(Data excerpts)
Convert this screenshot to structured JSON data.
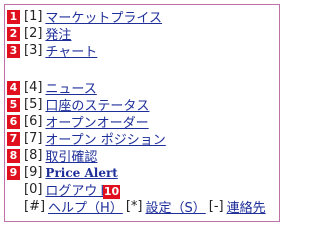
{
  "items": [
    {
      "badge": "1",
      "key": "[1]",
      "label": "マーケットプライス"
    },
    {
      "badge": "2",
      "key": "[2]",
      "label": "発注"
    },
    {
      "badge": "3",
      "key": "[3]",
      "label": "チャート"
    },
    {
      "badge": "4",
      "key": "[4]",
      "label": "ニュース"
    },
    {
      "badge": "5",
      "key": "[5]",
      "label": "口座のステータス"
    },
    {
      "badge": "6",
      "key": "[6]",
      "label": "オープンオーダー"
    },
    {
      "badge": "7",
      "key": "[7]",
      "label": "オープン ポジション"
    },
    {
      "badge": "8",
      "key": "[8]",
      "label": "取引確認"
    },
    {
      "badge": "9",
      "key": "[9]",
      "label": "Price Alert"
    },
    {
      "badge": "",
      "key": "[0]",
      "label": "ログアウト"
    }
  ],
  "footer": {
    "help_key": "[#]",
    "help_label": "ヘルプ（H）",
    "settings_key": "[*]",
    "settings_label": "設定（S）",
    "contact_key": "[-]",
    "contact_label": "連絡先",
    "badge": "10"
  },
  "colors": {
    "badge": "#e0101e",
    "link": "#1f2f9a",
    "frame": "#c070a8"
  }
}
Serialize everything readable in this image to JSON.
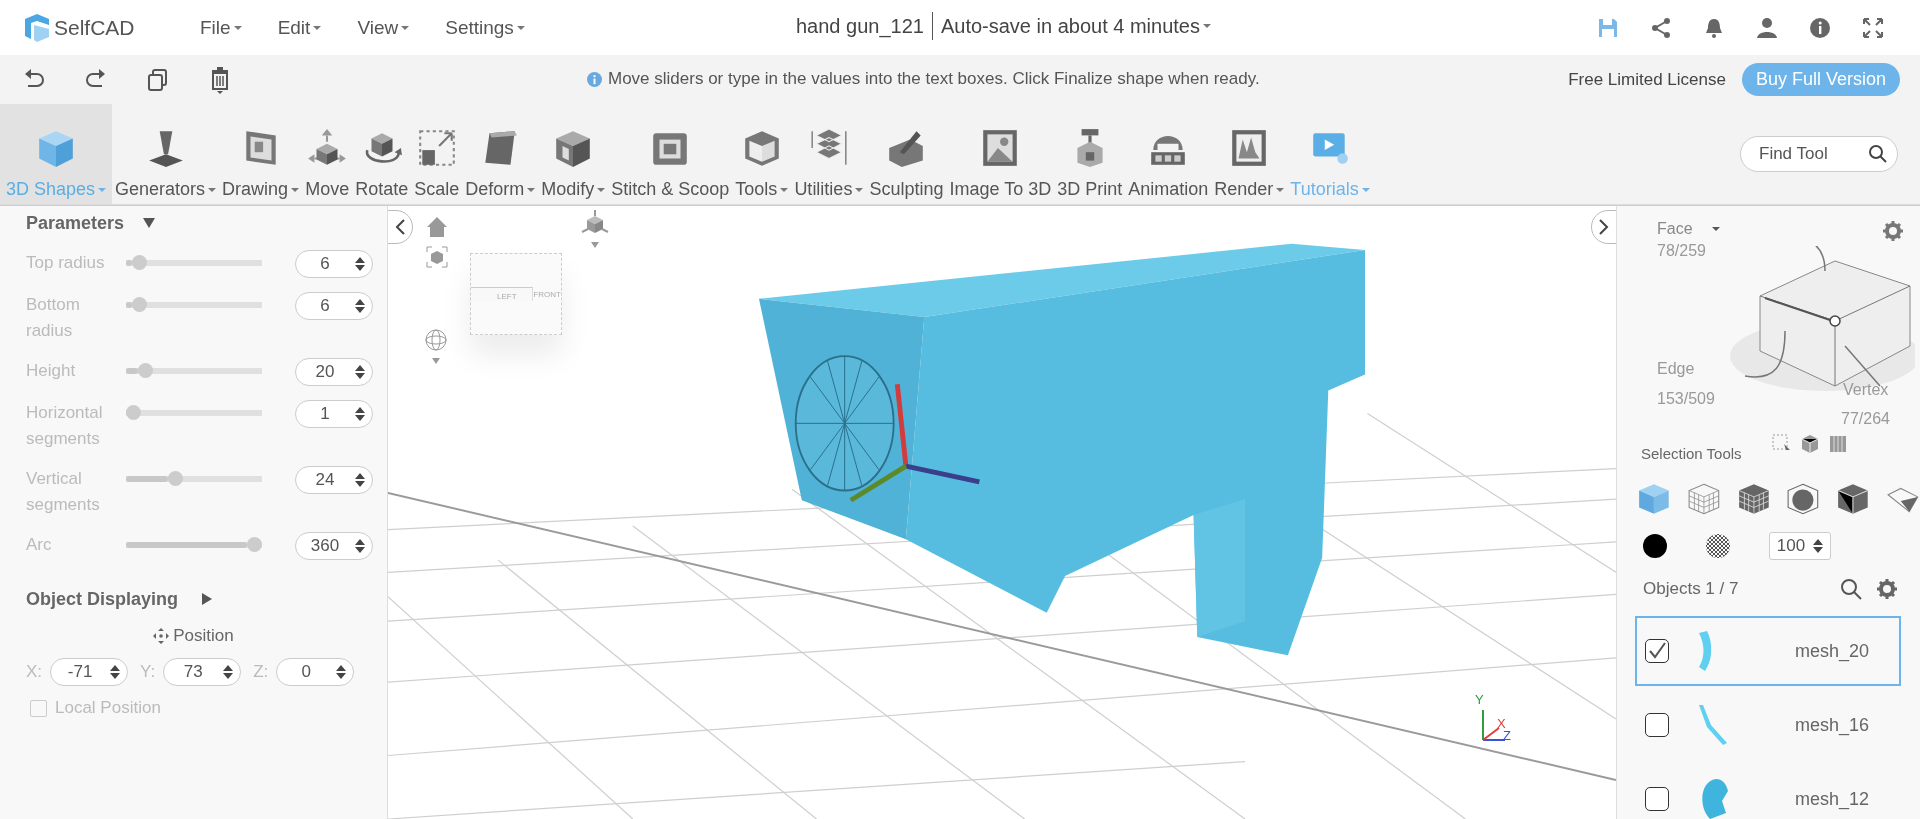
{
  "app_bar": {
    "logo": "SelfCAD",
    "menus": [
      {
        "label": "File"
      },
      {
        "label": "Edit"
      },
      {
        "label": "View"
      },
      {
        "label": "Settings"
      }
    ],
    "project_title": "hand gun_121",
    "autosave": "Auto-save in about 4 minutes"
  },
  "info_bar": {
    "message": "Move sliders or type in the values into the text boxes. Click Finalize shape when ready.",
    "license": "Free Limited License",
    "buy_button": "Buy Full Version"
  },
  "toolbar": {
    "items": [
      {
        "label": "3D Shapes",
        "dropdown": true,
        "selected": true,
        "kind": "tool"
      },
      {
        "label": "Generators",
        "dropdown": true,
        "selected": false,
        "kind": "tool"
      },
      {
        "label": "Drawing",
        "dropdown": true,
        "selected": false,
        "kind": "tool"
      },
      {
        "label": "Move",
        "dropdown": false,
        "selected": false,
        "kind": "tool"
      },
      {
        "label": "Rotate",
        "dropdown": false,
        "selected": false,
        "kind": "tool"
      },
      {
        "label": "Scale",
        "dropdown": false,
        "selected": false,
        "kind": "tool"
      },
      {
        "label": "Deform",
        "dropdown": true,
        "selected": false,
        "kind": "tool"
      },
      {
        "label": "Modify",
        "dropdown": true,
        "selected": false,
        "kind": "tool"
      },
      {
        "label": "Stitch & Scoop",
        "dropdown": false,
        "selected": false,
        "kind": "tool"
      },
      {
        "label": "Tools",
        "dropdown": true,
        "selected": false,
        "kind": "tool"
      },
      {
        "label": "Utilities",
        "dropdown": true,
        "selected": false,
        "kind": "tool"
      },
      {
        "label": "Sculpting",
        "dropdown": false,
        "selected": false,
        "kind": "tool"
      },
      {
        "label": "Image To 3D",
        "dropdown": false,
        "selected": false,
        "kind": "tool"
      },
      {
        "label": "3D Print",
        "dropdown": false,
        "selected": false,
        "kind": "tool"
      },
      {
        "label": "Animation",
        "dropdown": false,
        "selected": false,
        "kind": "tool"
      },
      {
        "label": "Render",
        "dropdown": true,
        "selected": false,
        "kind": "tool"
      },
      {
        "label": "Tutorials",
        "dropdown": true,
        "selected": false,
        "kind": "link"
      }
    ],
    "search": {
      "placeholder": "Find Tool"
    }
  },
  "parameters": {
    "title": "Parameters",
    "expanded": true,
    "sliders": [
      {
        "label": "Top radius",
        "level": 0.05,
        "value": "6"
      },
      {
        "label": "Bottom radius",
        "level": 0.05,
        "value": "6"
      },
      {
        "label": "Height",
        "level": 0.1,
        "value": "20"
      },
      {
        "label": "Horizontal segments",
        "level": 0.0,
        "value": "1"
      },
      {
        "label": "Vertical segments",
        "level": 0.35,
        "value": "24"
      },
      {
        "label": "Arc",
        "level": 1.0,
        "value": "360"
      }
    ]
  },
  "object_displaying": {
    "title": "Object Displaying",
    "expanded": false,
    "position_label": "Position",
    "coordinates": [
      {
        "axis": "X:",
        "value": "-71"
      },
      {
        "axis": "Y:",
        "value": "73"
      },
      {
        "axis": "Z:",
        "value": "0"
      }
    ],
    "local_position": {
      "label": "Local Position",
      "checked": false
    }
  },
  "viewport": {
    "view_cube": [
      "LEFT",
      "FRONT"
    ],
    "axes": [
      {
        "label": "Y",
        "color": "#2e9e3e"
      },
      {
        "label": "X",
        "color": "#e03c3c"
      },
      {
        "label": "Z",
        "color": "#3c52d6"
      }
    ]
  },
  "selection_panel": {
    "face": {
      "label": "Face",
      "count": "78/259"
    },
    "edge": {
      "label": "Edge",
      "count": "153/509"
    },
    "vertex": {
      "label": "Vertex",
      "count": "77/264"
    },
    "tools_label": "Selection Tools",
    "modes": [
      {
        "selected": true
      },
      {
        "selected": false
      },
      {
        "selected": false
      },
      {
        "selected": false
      },
      {
        "selected": false
      },
      {
        "selected": false
      }
    ],
    "opacity": "100"
  },
  "objects": {
    "header": "Objects 1 / 7",
    "items": [
      {
        "name": "mesh_20",
        "checked": true,
        "selected": true
      },
      {
        "name": "mesh_16",
        "checked": false,
        "selected": false
      },
      {
        "name": "mesh_12",
        "checked": false,
        "selected": false
      }
    ]
  }
}
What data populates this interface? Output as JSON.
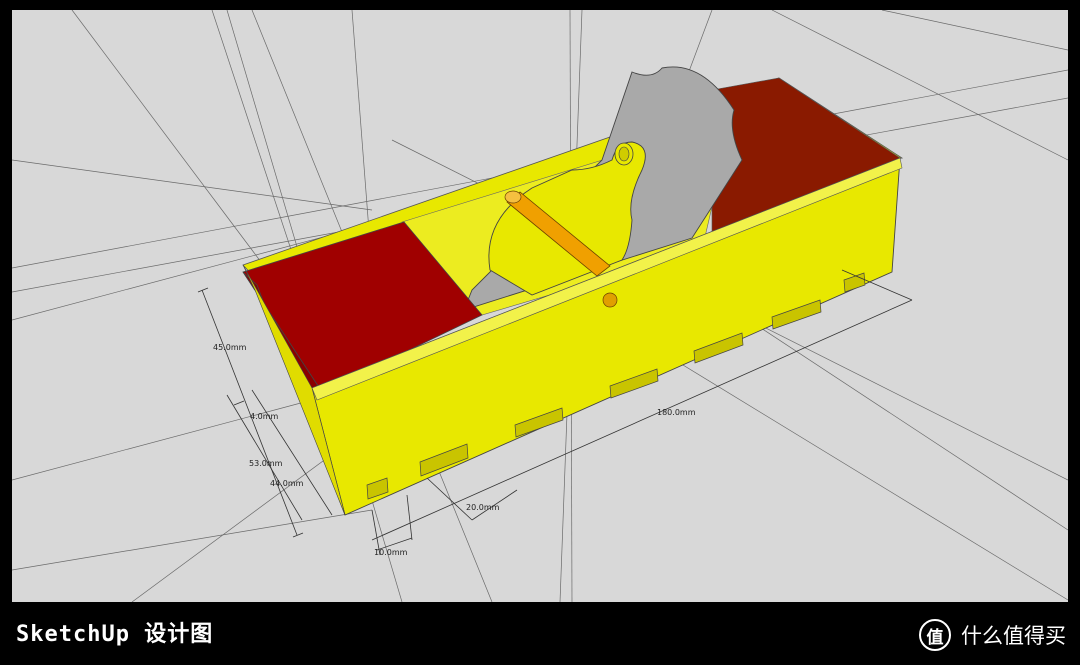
{
  "caption": "SketchUp 设计图",
  "watermark": {
    "text": "什么值得买",
    "logo_glyph": "值",
    "icon": "smzdm-logo-icon"
  },
  "model": {
    "colors": {
      "body": "#e8e800",
      "body_shade": "#c9c400",
      "end_block": "#a00000",
      "end_block_dark": "#8a0000",
      "blade": "#a9a9a9",
      "pin": "#f0a000",
      "background": "#d8d8d8",
      "axis_line": "#555555"
    }
  },
  "dimensions": {
    "height_outer": "45.0mm",
    "wall": "4.0mm",
    "total_height": "53.0mm",
    "inner_height": "44.0mm",
    "length": "180.0mm",
    "joint_spacing": "20.0mm",
    "joint_width": "10.0mm"
  }
}
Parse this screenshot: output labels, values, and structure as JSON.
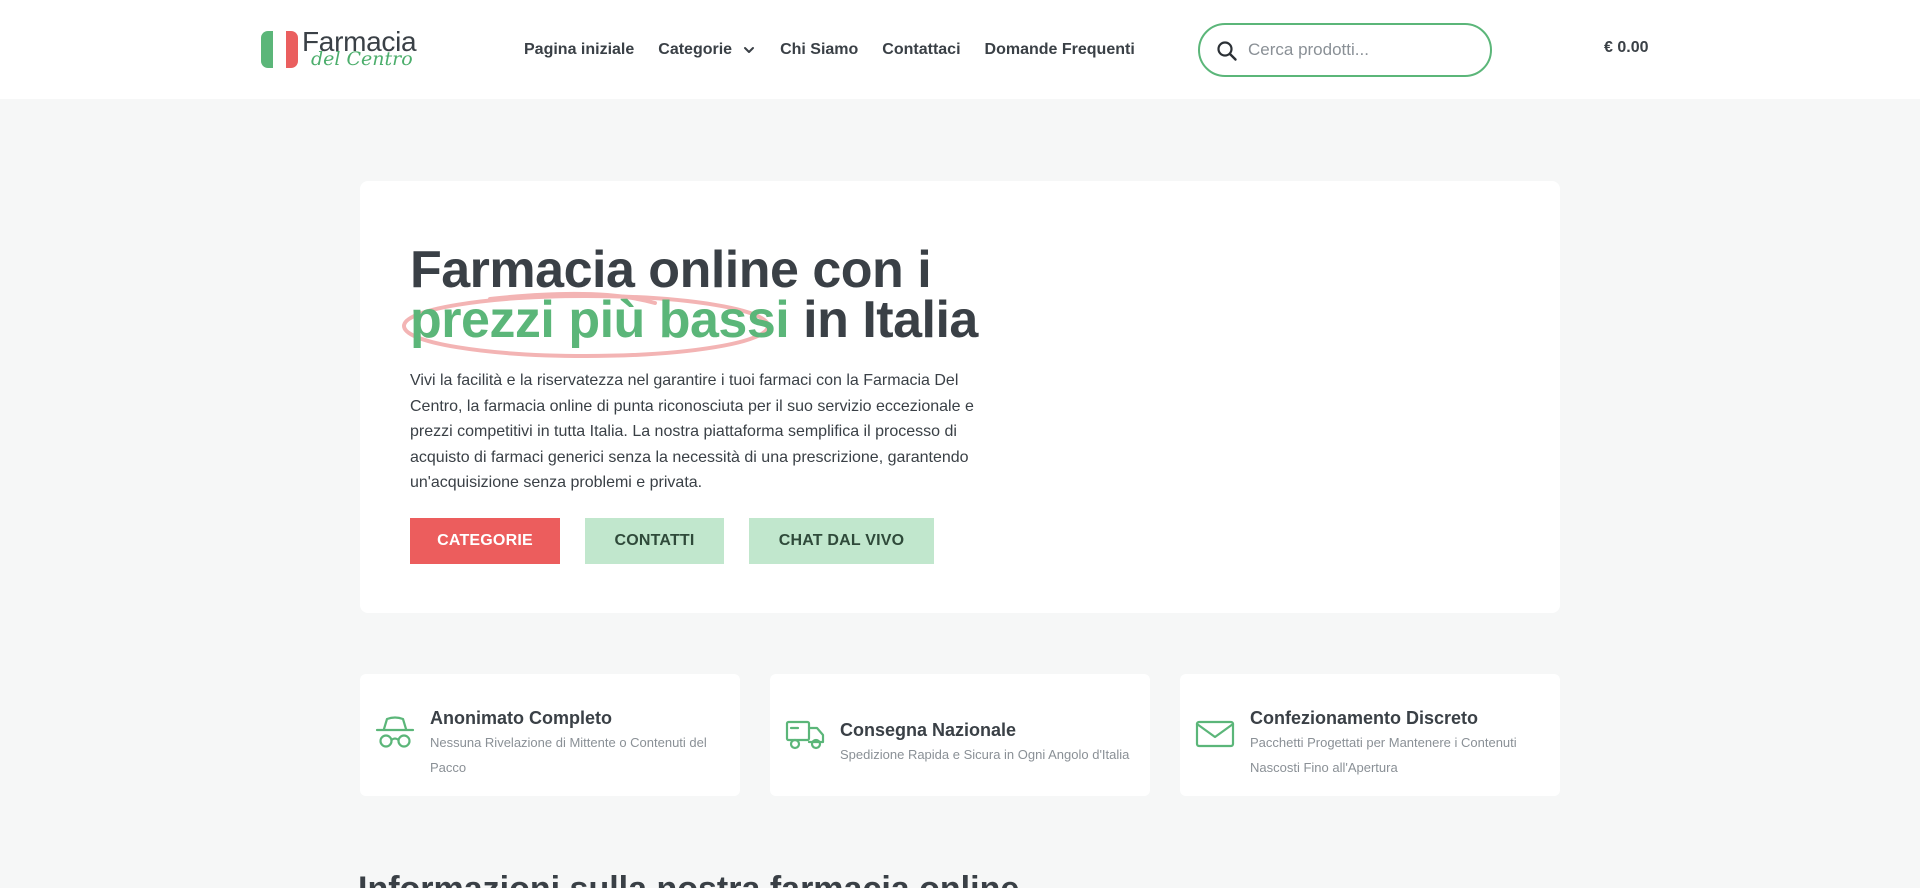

Job:
Repeat the listing above exactly, with no pictures.

Result:
Convert this screenshot to structured JSON data.
{
  "items": [
    {
      "badge": "1",
      "key": "[1]",
      "label": "マーケットプライス"
    },
    {
      "badge": "2",
      "key": "[2]",
      "label": "発注"
    },
    {
      "badge": "3",
      "key": "[3]",
      "label": "チャート"
    },
    {
      "badge": "4",
      "key": "[4]",
      "label": "ニュース"
    },
    {
      "badge": "5",
      "key": "[5]",
      "label": "口座のステータス"
    },
    {
      "badge": "6",
      "key": "[6]",
      "label": "オープンオーダー"
    },
    {
      "badge": "7",
      "key": "[7]",
      "label": "オープン ポジション"
    },
    {
      "badge": "8",
      "key": "[8]",
      "label": "取引確認"
    },
    {
      "badge": "9",
      "key": "[9]",
      "label": "Price Alert"
    },
    {
      "badge": "",
      "key": "[0]",
      "label": "ログアウト"
    }
  ],
  "footer": {
    "help_key": "[#]",
    "help_label": "ヘルプ（H）",
    "settings_key": "[*]",
    "settings_label": "設定（S）",
    "contact_key": "[-]",
    "contact_label": "連絡先",
    "badge": "10"
  },
  "colors": {
    "badge": "#e0101e",
    "link": "#1f2f9a",
    "frame": "#c070a8"
  }
}
Serialize everything readable in this image to JSON.
{
  "app_bar": {
    "logo": "SelfCAD",
    "menus": [
      {
        "label": "File"
      },
      {
        "label": "Edit"
      },
      {
        "label": "View"
      },
      {
        "label": "Settings"
      }
    ],
    "project_title": "hand gun_121",
    "autosave": "Auto-save in about 4 minutes"
  },
  "info_bar": {
    "message": "Move sliders or type in the values into the text boxes. Click Finalize shape when ready.",
    "license": "Free Limited License",
    "buy_button": "Buy Full Version"
  },
  "toolbar": {
    "items": [
      {
        "label": "3D Shapes",
        "dropdown": true,
        "selected": true,
        "kind": "tool"
      },
      {
        "label": "Generators",
        "dropdown": true,
        "selected": false,
        "kind": "tool"
      },
      {
        "label": "Drawing",
        "dropdown": true,
        "selected": false,
        "kind": "tool"
      },
      {
        "label": "Move",
        "dropdown": false,
        "selected": false,
        "kind": "tool"
      },
      {
        "label": "Rotate",
        "dropdown": false,
        "selected": false,
        "kind": "tool"
      },
      {
        "label": "Scale",
        "dropdown": false,
        "selected": false,
        "kind": "tool"
      },
      {
        "label": "Deform",
        "dropdown": true,
        "selected": false,
        "kind": "tool"
      },
      {
        "label": "Modify",
        "dropdown": true,
        "selected": false,
        "kind": "tool"
      },
      {
        "label": "Stitch & Scoop",
        "dropdown": false,
        "selected": false,
        "kind": "tool"
      },
      {
        "label": "Tools",
        "dropdown": true,
        "selected": false,
        "kind": "tool"
      },
      {
        "label": "Utilities",
        "dropdown": true,
        "selected": false,
        "kind": "tool"
      },
      {
        "label": "Sculpting",
        "dropdown": false,
        "selected": false,
        "kind": "tool"
      },
      {
        "label": "Image To 3D",
        "dropdown": false,
        "selected": false,
        "kind": "tool"
      },
      {
        "label": "3D Print",
        "dropdown": false,
        "selected": false,
        "kind": "tool"
      },
      {
        "label": "Animation",
        "dropdown": false,
        "selected": false,
        "kind": "tool"
      },
      {
        "label": "Render",
        "dropdown": true,
        "selected": false,
        "kind": "tool"
      },
      {
        "label": "Tutorials",
        "dropdown": true,
        "selected": false,
        "kind": "link"
      }
    ],
    "search": {
      "placeholder": "Find Tool"
    }
  },
  "parameters": {
    "title": "Parameters",
    "expanded": true,
    "sliders": [
      {
        "label": "Top radius",
        "level": 0.05,
        "value": "6"
      },
      {
        "label": "Bottom radius",
        "level": 0.05,
        "value": "6"
      },
      {
        "label": "Height",
        "level": 0.1,
        "value": "20"
      },
      {
        "label": "Horizontal segments",
        "level": 0.0,
        "value": "1"
      },
      {
        "label": "Vertical segments",
        "level": 0.35,
        "value": "24"
      },
      {
        "label": "Arc",
        "level": 1.0,
        "value": "360"
      }
    ]
  },
  "object_displaying": {
    "title": "Object Displaying",
    "expanded": false,
    "position_label": "Position",
    "coordinates": [
      {
        "axis": "X:",
        "value": "-71"
      },
      {
        "axis": "Y:",
        "value": "73"
      },
      {
        "axis": "Z:",
        "value": "0"
      }
    ],
    "local_position": {
      "label": "Local Position",
      "checked": false
    }
  },
  "viewport": {
    "view_cube": [
      "LEFT",
      "FRONT"
    ],
    "axes": [
      {
        "label": "Y",
        "color": "#2e9e3e"
      },
      {
        "label": "X",
        "color": "#e03c3c"
      },
      {
        "label": "Z",
        "color": "#3c52d6"
      }
    ]
  },
  "selection_panel": {
    "face": {
      "label": "Face",
      "count": "78/259"
    },
    "edge": {
      "label": "Edge",
      "count": "153/509"
    },
    "vertex": {
      "label": "Vertex",
      "count": "77/264"
    },
    "tools_label": "Selection Tools",
    "modes": [
      {
        "selected": true
      },
      {
        "selected": false
      },
      {
        "selected": false
      },
      {
        "selected": false
      },
      {
        "selected": false
      },
      {
        "selected": false
      }
    ],
    "opacity": "100"
  },
  "objects": {
    "header": "Objects 1 / 7",
    "items": [
      {
        "name": "mesh_20",
        "checked": true,
        "selected": true
      },
      {
        "name": "mesh_16",
        "checked": false,
        "selected": false
      },
      {
        "name": "mesh_12",
        "checked": false,
        "selected": false
      }
    ]
  }
}
What data populates this interface? Output as JSON.
{
  "caption": "SketchUp 设计图",
  "watermark": {
    "text": "什么值得买",
    "logo_glyph": "值",
    "icon": "smzdm-logo-icon"
  },
  "model": {
    "colors": {
      "body": "#e8e800",
      "body_shade": "#c9c400",
      "end_block": "#a00000",
      "end_block_dark": "#8a0000",
      "blade": "#a9a9a9",
      "pin": "#f0a000",
      "background": "#d8d8d8",
      "axis_line": "#555555"
    }
  },
  "dimensions": {
    "height_outer": "45.0mm",
    "wall": "4.0mm",
    "total_height": "53.0mm",
    "inner_height": "44.0mm",
    "length": "180.0mm",
    "joint_spacing": "20.0mm",
    "joint_width": "10.0mm"
  }
}
Parse this screenshot: output labels, values, and structure as JSON.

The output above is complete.